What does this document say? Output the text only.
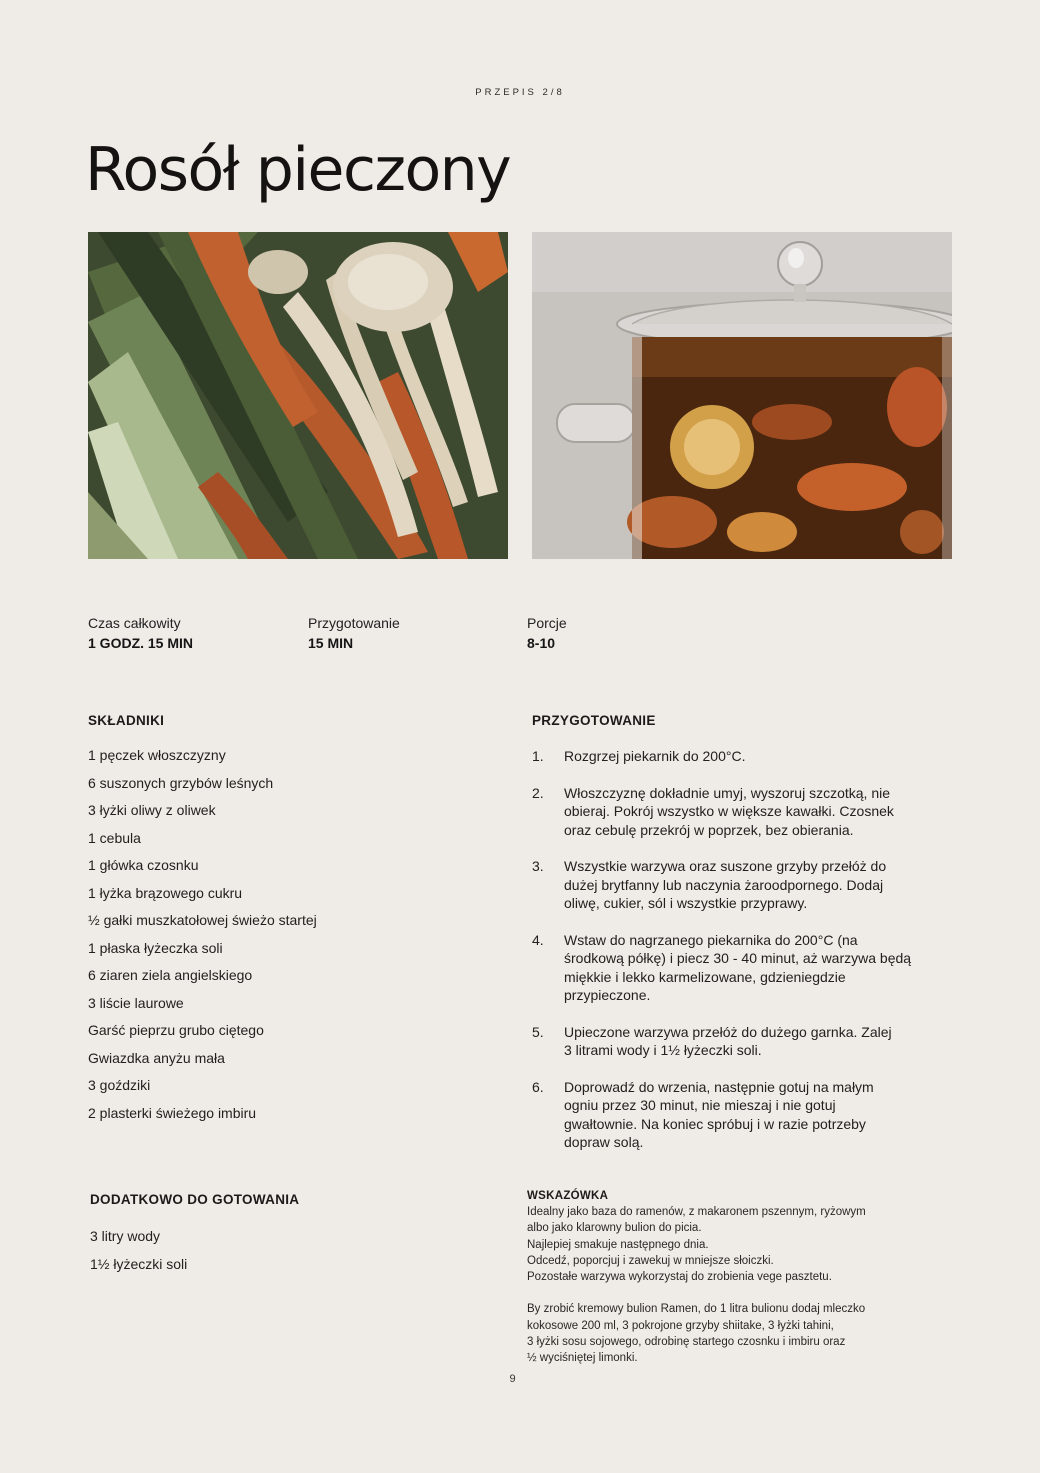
PRZEPIS 2/8
Rosół pieczony
Czas całkowity
1 GODZ. 15 MIN
Przygotowanie
15 MIN
Porcje
8-10
SKŁADNIKI
1 pęczek włoszczyzny
6 suszonych grzybów leśnych
3 łyżki oliwy z oliwek
1 cebula
1 główka czosnku
1 łyżka brązowego cukru
½ gałki muszkatołowej świeżo startej
1 płaska łyżeczka soli
6 ziaren ziela angielskiego
3 liście laurowe
Garść pieprzu grubo ciętego
Gwiazdka anyżu mała
3 goździki
2 plasterki świeżego imbiru
DODATKOWO DO GOTOWANIA
3 litry wody
1½ łyżeczki soli
PRZYGOTOWANIE
1. Rozgrzej piekarnik do 200°C.
2. Włoszczyznę dokładnie umyj, wyszoruj szczotką, nie
obieraj. Pokrój wszystko w większe kawałki. Czosnek
oraz cebulę przekrój w poprzek, bez obierania.
3. Wszystkie warzywa oraz suszone grzyby przełóż do
dużej brytfanny lub naczynia żaroodpornego. Dodaj
oliwę, cukier, sól i wszystkie przyprawy.
4. Wstaw do nagrzanego piekarnika do 200°C (na
środkową półkę) i piecz 30 - 40 minut, aż warzywa będą
miękkie i lekko karmelizowane, gdzieniegdzie
przypieczone.
5. Upieczone warzywa przełóż do dużego garnka. Zalej
3 litrami wody i 1½ łyżeczki soli.
6. Doprowadź do wrzenia, następnie gotuj na małym
ogniu przez 30 minut, nie mieszaj i nie gotuj
gwałtownie. Na koniec spróbuj i w razie potrzeby
dopraw solą.
WSKAZÓWKA

Idealny jako baza do ramenów, z makaronem pszennym, ryżowym

albo jako klarowny bulion do picia.

Najlepiej smakuje następnego dnia.

Odcedź, poporcjuj i zawekuj w mniejsze słoiczki.

Pozostałe warzywa wykorzystaj do zrobienia vege pasztetu.

By zrobić kremowy bulion Ramen, do 1 litra bulionu dodaj mleczko

kokosowe 200 ml, 3 pokrojone grzyby shiitake, 3 łyżki tahini,

3 łyżki sosu sojowego, odrobinę startego czosnku i imbiru oraz

½ wyciśniętej limonki.

9
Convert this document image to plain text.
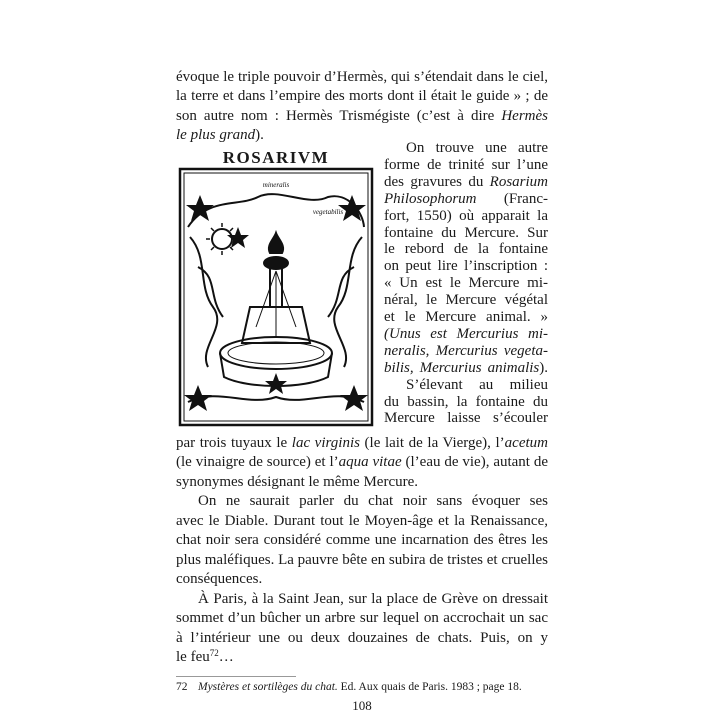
évoque le triple pouvoir d’Hermès, qui s’étendait dans le ciel,
la terre et dans l’empire des morts dont il était le guide » ; de
son autre nom : Hermès Trismégiste (c’est à dire Hermès
le plus grand).
ROSARIVM
mineralis
vegetabilis
On trouve une autre
forme de trinité sur l’une
des gravures du Rosarium
Philosophorum (Franc-
fort, 1550) où apparait la
fontaine du Mercure. Sur
le rebord de la fontaine
on peut lire l’inscription :
« Un est le Mercure mi-
néral, le Mercure végétal
et le Mercure animal. »
(Unus est Mercurius mi-
neralis, Mercurius vegeta-
bilis, Mercurius animalis).
S’élevant au milieu
du bassin, la fontaine du
Mercure laisse s’écouler
par trois tuyaux le lac virginis (le lait de la Vierge), l’acetum
(le vinaigre de source) et l’aqua vitae (l’eau de vie), autant de
synonymes désignant le même Mercure.
On ne saurait parler du chat noir sans évoquer ses
avec le Diable. Durant tout le Moyen-âge et la Renaissance,
chat noir sera considéré comme une incarnation des êtres les
plus maléfiques. La pauvre bête en subira de tristes et cruelles
conséquences.
À Paris, à la Saint Jean, sur la place de Grève on dressait
sommet d’un bûcher un arbre sur lequel on accrochait un sac
à l’intérieur une ou deux douzaines de chats. Puis, on y
le feu$^{72}$…
72 Mystères et sortilèges du chat. Ed. Aux quais de Paris. 1983 ; page 18.
108
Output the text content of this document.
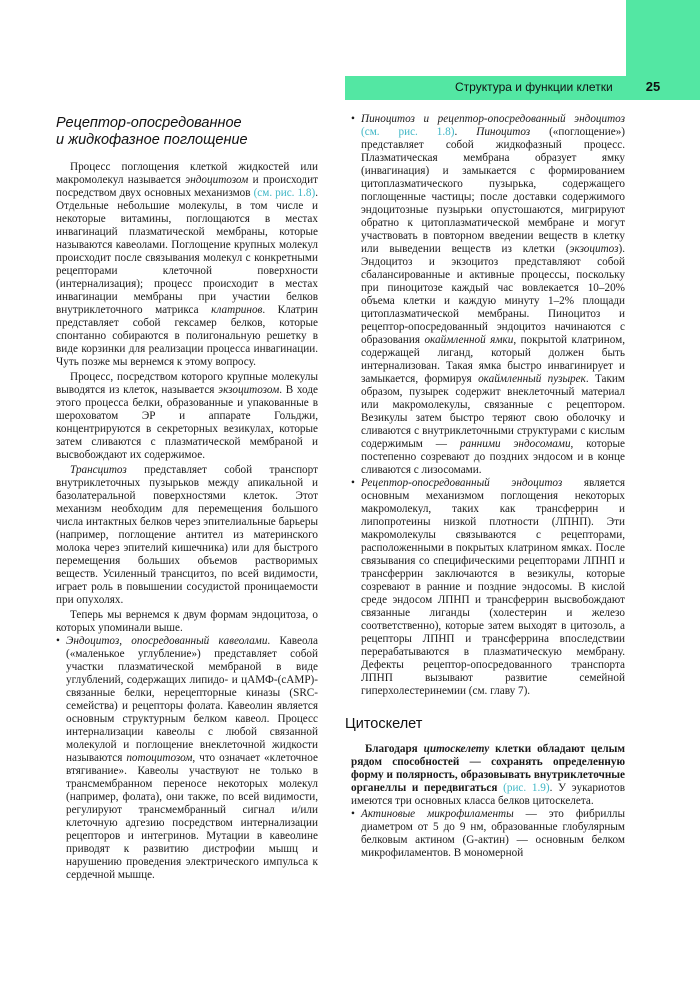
Структура и функции клетки	25
Рецептор-опосредованное
и жидкофазное поглощение

Процесс поглощения клеткой жидкостей или макромолекул называется эндоцитозом и происходит посредством двух основных механизмов (см. рис. 1.8). Отдельные небольшие молекулы, в том числе и некоторые витамины, поглощаются в местах инвагинаций плазматической мембраны, которые называются кавеолами. Поглощение крупных молекул происходит после связывания молекул с конкретными рецепторами клеточной поверхности (интернализация); процесс происходит в местах инвагинации мембраны при участии белков внутриклеточного матрикса клатринов. Клатрин представляет собой гексамер белков, которые спонтанно собираются в полигональную решетку в виде корзинки для реализации процесса инвагинации. Чуть позже мы вернемся к этому вопросу.

Процесс, посредством которого крупные молекулы выводятся из клеток, называется экзоцитозом. В ходе этого процесса белки, образованные и упакованные в шероховатом ЭР и аппарате Гольджи, концентрируются в секреторных везикулах, которые затем сливаются с плазматической мембраной и высвобождают их содержимое.

Трансцитоз представляет собой транспорт внутриклеточных пузырьков между апикальной и базолатеральной поверхностями клеток. Этот механизм необходим для перемещения большого числа интактных белков через эпителиальные барьеры (например, поглощение антител из материнского молока через эпителий кишечника) или для быстрого перемещения больших объемов растворимых веществ. Усиленный трансцитоз, по всей видимости, играет роль в повышении сосудистой проницаемости при опухолях.

Теперь мы вернемся к двум формам эндоцитоза, о которых упоминали выше.

• Эндоцитоз, опосредованный кавеолами. Кавеола («маленькое углубление») представляет собой участки плазматической мембраной в виде углублений, содержащих липидо- и цАМФ-(cAMP)-связанные белки, нерецепторные киназы (SRC-семейства) и рецепторы фолата. Кавеолин является основным структурным белком кавеол. Процесс интернализации кавеолы с любой связанной молекулой и поглощение внеклеточной жидкости называются потоцитозом, что означает «клеточное втягивание». Кавеолы участвуют не только в трансмембранном переносе некоторых молекул (например, фолата), они также, по всей видимости, регулируют трансмембранный сигнал и/или клеточную адгезию посредством интернализации рецепторов и интегринов. Мутации в кавеолине приводят к развитию дистрофии мышц и нарушению проведения электрического импульса к сердечной мышце.
• Пиноцитоз и рецептор-опосредованный эндоцитоз (см. рис. 1.8). Пиноцитоз («поглощение») представляет собой жидкофазный процесс. Плазматическая мембрана образует ямку (инвагинация) и замыкается с формированием цитоплазматического пузырька, содержащего поглощенные частицы; после доставки содержимого эндоцитозные пузырьки опустошаются, мигрируют обратно к цитоплазматической мембране и могут участвовать в повторном введении веществ в клетку или выведении веществ из клетки (экзоцитоз). Эндоцитоз и экзоцитоз представляют собой сбалансированные и активные процессы, поскольку при пиноцитозе каждый час вовлекается 10–20% объема клетки и каждую минуту 1–2% площади цитоплазматической мембраны. Пиноцитоз и рецептор-опосредованный эндоцитоз начинаются с образования окаймленной ямки, покрытой клатрином, содержащей лиганд, который должен быть интернализован. Такая ямка быстро инвагинирует и замыкается, формируя окаймленный пузырек. Таким образом, пузырек содержит внеклеточный материал или макромолекулы, связанные с рецептором. Везикулы затем быстро теряют свою оболочку и сливаются с внутриклеточными структурами с кислым содержимым — ранними эндосомами, которые постепенно созревают до поздних эндосом и в конце сливаются с лизосомами.
• Рецептор-опосредованный эндоцитоз является основным механизмом поглощения некоторых макромолекул, таких как трансферрин и липопротеины низкой плотности (ЛПНП). Эти макромолекулы связываются с рецепторами, расположенными в покрытых клатрином ямках. После связывания со специфическими рецепторами ЛПНП и трансферрин заключаются в везикулы, которые созревают в ранние и поздние эндосомы. В кислой среде эндосом ЛПНП и трансферрин высвобождают связанные лиганды (холестерин и железо соответственно), которые затем выходят в цитозоль, а рецепторы ЛПНП и трансферрина впоследствии перерабатываются в плазматическую мембрану. Дефекты рецептор-опосредованного транспорта ЛПНП вызывают развитие семейной гиперхолестеринемии (см. главу 7).
Цитоскелет

Благодаря цитоскелету клетки обладают целым рядом способностей — сохранять определенную форму и полярность, образовывать внутриклеточные органеллы и передвигаться (рис. 1.9). У эукариотов имеются три основных класса белков цитоскелета.

• Актиновые микрофиламенты — это фибриллы диаметром от 5 до 9 нм, образованные глобулярным белковым актином (G-актин) — основным белком микрофиламентов. В мономерной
---------------
#### What is being asked
Filter the entries down to the lines containing "text". Copy each of those lines.

#### Exercise output
What does this document say? Output the text only.
Convert this document image to plain text.
Output the text content of this document.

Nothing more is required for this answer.